• **WORK TO BE COMPLETED**
Rewrite the records, starting at the beginning and ending with the line that contains "- bar: [590, 246, 610, 580]", replacing "interactable" with "clickable" and leaving everything else unchanged.

───── STORED ROWS

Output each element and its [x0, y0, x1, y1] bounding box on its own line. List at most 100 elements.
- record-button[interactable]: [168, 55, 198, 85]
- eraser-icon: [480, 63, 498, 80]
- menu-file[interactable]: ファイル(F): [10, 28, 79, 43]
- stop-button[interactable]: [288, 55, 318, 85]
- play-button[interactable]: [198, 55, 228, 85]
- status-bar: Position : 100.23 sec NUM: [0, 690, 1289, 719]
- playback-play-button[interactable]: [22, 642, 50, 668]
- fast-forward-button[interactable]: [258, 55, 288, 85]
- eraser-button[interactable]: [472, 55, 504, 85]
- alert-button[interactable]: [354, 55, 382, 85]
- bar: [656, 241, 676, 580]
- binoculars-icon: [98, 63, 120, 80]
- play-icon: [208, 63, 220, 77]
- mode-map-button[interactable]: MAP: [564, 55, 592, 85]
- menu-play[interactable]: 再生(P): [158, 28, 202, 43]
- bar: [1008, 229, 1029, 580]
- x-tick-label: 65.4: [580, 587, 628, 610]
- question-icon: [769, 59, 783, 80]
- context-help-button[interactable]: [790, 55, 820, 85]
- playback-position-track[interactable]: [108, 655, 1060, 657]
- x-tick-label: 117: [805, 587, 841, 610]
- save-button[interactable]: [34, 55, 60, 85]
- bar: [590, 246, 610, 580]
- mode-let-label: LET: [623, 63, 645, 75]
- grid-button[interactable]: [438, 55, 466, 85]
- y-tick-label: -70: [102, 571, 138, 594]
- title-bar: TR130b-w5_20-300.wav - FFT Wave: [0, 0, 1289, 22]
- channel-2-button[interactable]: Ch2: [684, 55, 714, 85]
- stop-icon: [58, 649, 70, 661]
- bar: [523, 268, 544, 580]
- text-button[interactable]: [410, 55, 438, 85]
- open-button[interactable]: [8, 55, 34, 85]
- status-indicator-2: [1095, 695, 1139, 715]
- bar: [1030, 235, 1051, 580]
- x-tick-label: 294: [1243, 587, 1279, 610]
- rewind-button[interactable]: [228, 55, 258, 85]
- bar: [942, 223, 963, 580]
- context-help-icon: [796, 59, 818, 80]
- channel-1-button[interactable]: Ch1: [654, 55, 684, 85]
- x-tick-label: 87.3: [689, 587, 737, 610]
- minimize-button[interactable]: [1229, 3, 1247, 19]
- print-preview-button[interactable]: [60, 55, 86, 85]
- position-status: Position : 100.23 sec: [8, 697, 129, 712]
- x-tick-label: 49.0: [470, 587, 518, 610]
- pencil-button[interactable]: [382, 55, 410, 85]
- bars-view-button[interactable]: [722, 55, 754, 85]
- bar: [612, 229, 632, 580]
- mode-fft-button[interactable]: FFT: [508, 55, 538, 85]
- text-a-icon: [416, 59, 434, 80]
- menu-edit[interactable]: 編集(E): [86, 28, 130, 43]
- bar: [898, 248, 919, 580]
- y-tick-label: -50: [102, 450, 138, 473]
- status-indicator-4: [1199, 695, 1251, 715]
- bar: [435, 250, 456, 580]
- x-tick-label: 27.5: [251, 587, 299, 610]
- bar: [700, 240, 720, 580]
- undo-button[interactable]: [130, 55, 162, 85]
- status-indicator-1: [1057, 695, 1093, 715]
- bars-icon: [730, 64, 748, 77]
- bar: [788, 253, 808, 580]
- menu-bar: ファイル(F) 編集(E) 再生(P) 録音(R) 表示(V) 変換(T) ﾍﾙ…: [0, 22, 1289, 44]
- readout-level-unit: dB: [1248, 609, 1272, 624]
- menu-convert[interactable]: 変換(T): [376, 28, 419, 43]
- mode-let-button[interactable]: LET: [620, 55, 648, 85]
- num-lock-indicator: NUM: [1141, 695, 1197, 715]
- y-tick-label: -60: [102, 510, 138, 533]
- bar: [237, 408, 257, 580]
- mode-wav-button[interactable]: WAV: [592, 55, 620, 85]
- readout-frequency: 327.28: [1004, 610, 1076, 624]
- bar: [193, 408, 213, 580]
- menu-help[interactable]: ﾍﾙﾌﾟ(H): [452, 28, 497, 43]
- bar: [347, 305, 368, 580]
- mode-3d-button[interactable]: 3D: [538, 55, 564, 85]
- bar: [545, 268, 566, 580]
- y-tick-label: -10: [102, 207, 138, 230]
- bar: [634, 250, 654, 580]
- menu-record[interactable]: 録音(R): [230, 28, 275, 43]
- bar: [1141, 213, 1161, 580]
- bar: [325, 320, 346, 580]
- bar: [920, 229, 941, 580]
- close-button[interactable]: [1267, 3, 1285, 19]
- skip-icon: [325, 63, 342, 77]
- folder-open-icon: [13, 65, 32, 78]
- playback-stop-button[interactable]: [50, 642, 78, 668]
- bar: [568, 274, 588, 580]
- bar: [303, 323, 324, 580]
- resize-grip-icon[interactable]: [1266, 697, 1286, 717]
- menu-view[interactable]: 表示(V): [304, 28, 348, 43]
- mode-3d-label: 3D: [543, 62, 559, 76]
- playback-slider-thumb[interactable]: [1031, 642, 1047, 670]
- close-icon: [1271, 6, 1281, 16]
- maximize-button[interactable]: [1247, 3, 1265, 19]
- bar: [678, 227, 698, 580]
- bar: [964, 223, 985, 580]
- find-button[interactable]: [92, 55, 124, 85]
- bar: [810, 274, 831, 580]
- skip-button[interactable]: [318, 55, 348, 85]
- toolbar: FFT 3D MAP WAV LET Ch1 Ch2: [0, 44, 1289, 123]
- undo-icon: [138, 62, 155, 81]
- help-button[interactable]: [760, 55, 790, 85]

──────────

• **RESPONSE TO THE EXERCISE**
Output each element and its [x0, y0, x1, y1] bounding box on its own line. List at most 100 elements.
- record-button[clickable]: [168, 55, 198, 85]
- eraser-icon: [480, 63, 498, 80]
- menu-file[clickable]: ファイル(F): [10, 28, 79, 43]
- stop-button[clickable]: [288, 55, 318, 85]
- play-button[clickable]: [198, 55, 228, 85]
- status-bar: Position : 100.23 sec NUM: [0, 690, 1289, 719]
- playback-play-button[clickable]: [22, 642, 50, 668]
- fast-forward-button[clickable]: [258, 55, 288, 85]
- eraser-button[clickable]: [472, 55, 504, 85]
- alert-button[clickable]: [354, 55, 382, 85]
- bar: [656, 241, 676, 580]
- binoculars-icon: [98, 63, 120, 80]
- play-icon: [208, 63, 220, 77]
- mode-map-button[clickable]: MAP: [564, 55, 592, 85]
- menu-play[clickable]: 再生(P): [158, 28, 202, 43]
- bar: [1008, 229, 1029, 580]
- x-tick-label: 65.4: [580, 587, 628, 610]
- question-icon: [769, 59, 783, 80]
- context-help-button[clickable]: [790, 55, 820, 85]
- playback-position-track[clickable]: [108, 655, 1060, 657]
- x-tick-label: 117: [805, 587, 841, 610]
- save-button[clickable]: [34, 55, 60, 85]
- bar: [590, 246, 610, 580]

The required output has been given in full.